Look through the lines below and extract any with the word "products".

[ENTRIES start]

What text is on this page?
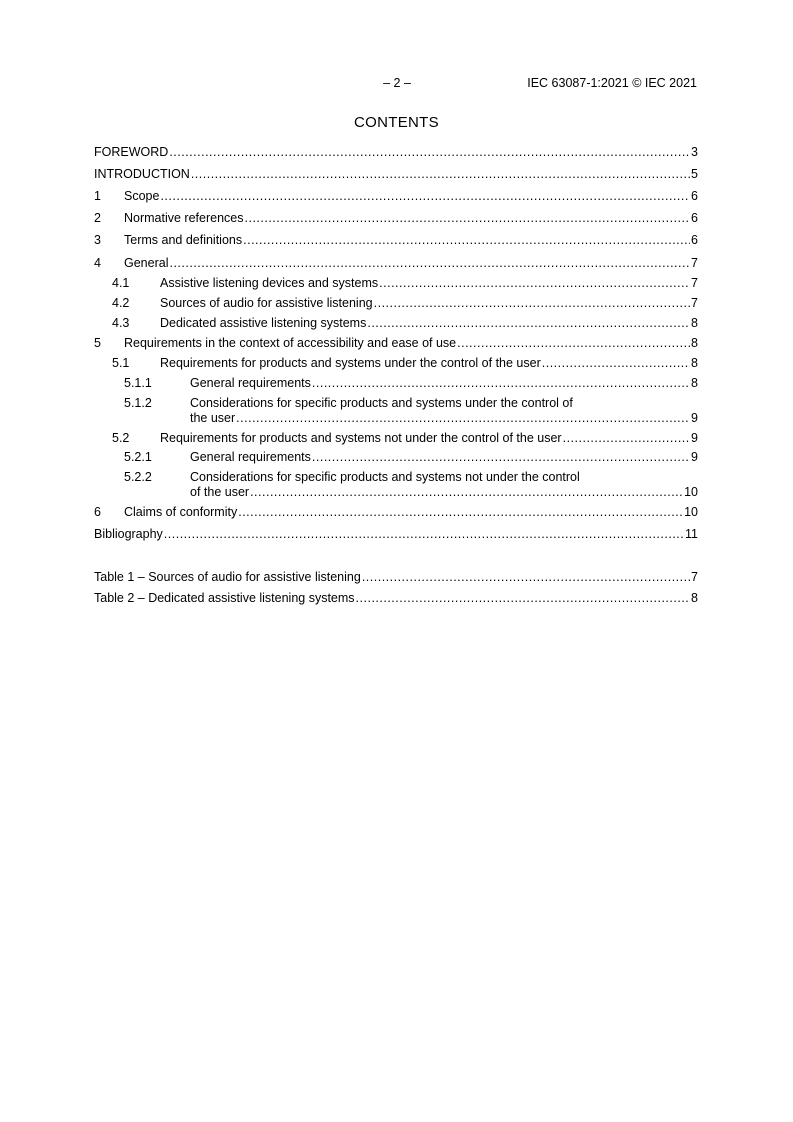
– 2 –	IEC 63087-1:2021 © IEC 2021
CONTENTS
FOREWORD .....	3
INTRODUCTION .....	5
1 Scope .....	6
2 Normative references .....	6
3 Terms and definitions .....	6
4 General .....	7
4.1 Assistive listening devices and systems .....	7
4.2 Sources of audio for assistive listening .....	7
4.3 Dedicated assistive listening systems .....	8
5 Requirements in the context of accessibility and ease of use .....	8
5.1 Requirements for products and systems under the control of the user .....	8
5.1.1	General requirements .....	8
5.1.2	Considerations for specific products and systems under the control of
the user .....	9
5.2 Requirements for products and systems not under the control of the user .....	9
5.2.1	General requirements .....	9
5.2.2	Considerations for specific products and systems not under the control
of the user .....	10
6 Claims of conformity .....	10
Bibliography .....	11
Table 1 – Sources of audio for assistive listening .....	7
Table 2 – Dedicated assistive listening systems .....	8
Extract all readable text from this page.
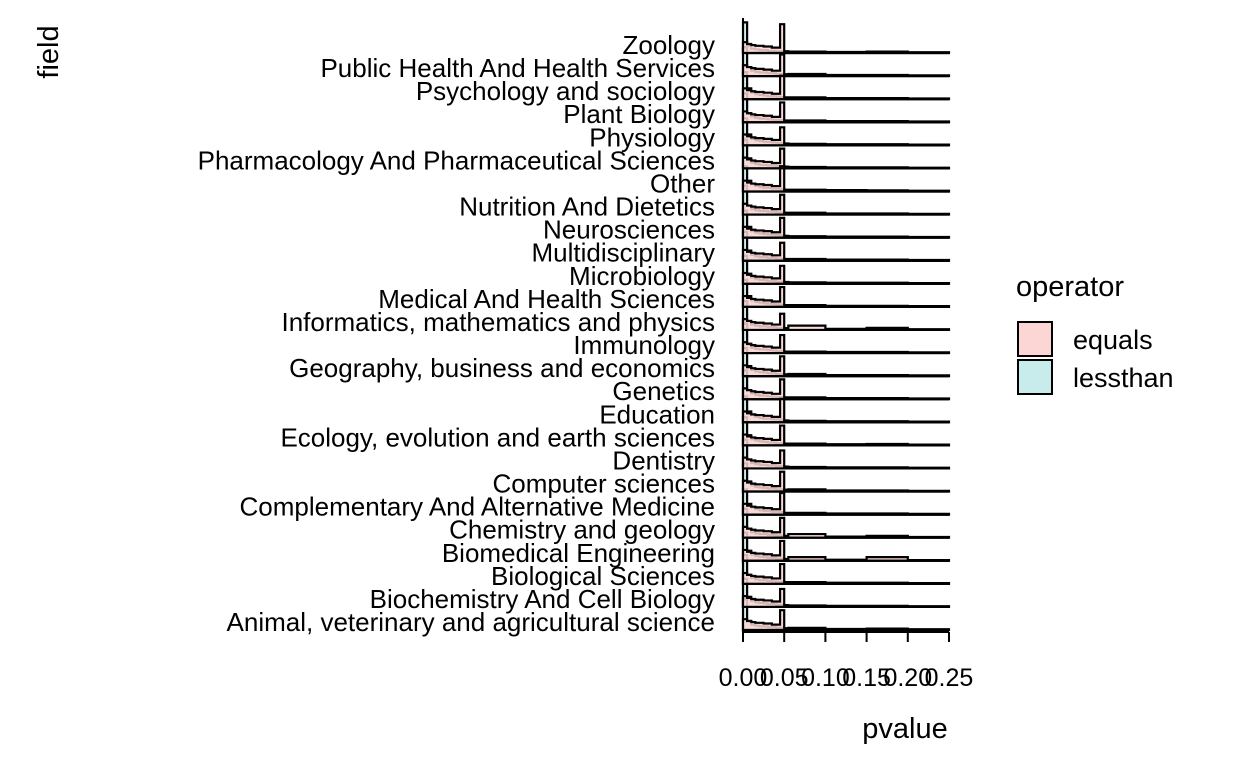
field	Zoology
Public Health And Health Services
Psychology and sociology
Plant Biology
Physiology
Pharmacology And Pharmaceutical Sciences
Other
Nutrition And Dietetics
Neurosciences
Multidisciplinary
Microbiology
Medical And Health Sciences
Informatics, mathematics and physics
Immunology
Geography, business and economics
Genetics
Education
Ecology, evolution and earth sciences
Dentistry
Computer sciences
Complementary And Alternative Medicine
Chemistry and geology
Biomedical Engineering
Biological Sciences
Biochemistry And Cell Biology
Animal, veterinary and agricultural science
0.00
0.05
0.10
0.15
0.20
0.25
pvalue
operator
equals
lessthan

[ENTRIES end]

ANSWER TO THIS TASK:
5.1 Requirements for products and systems under the control of the user .....	8
5.1.2	Considerations for specific products and systems under the control of
5.2 Requirements for products and systems not under the control of the user .....	9
5.2.2	Considerations for specific products and systems not under the control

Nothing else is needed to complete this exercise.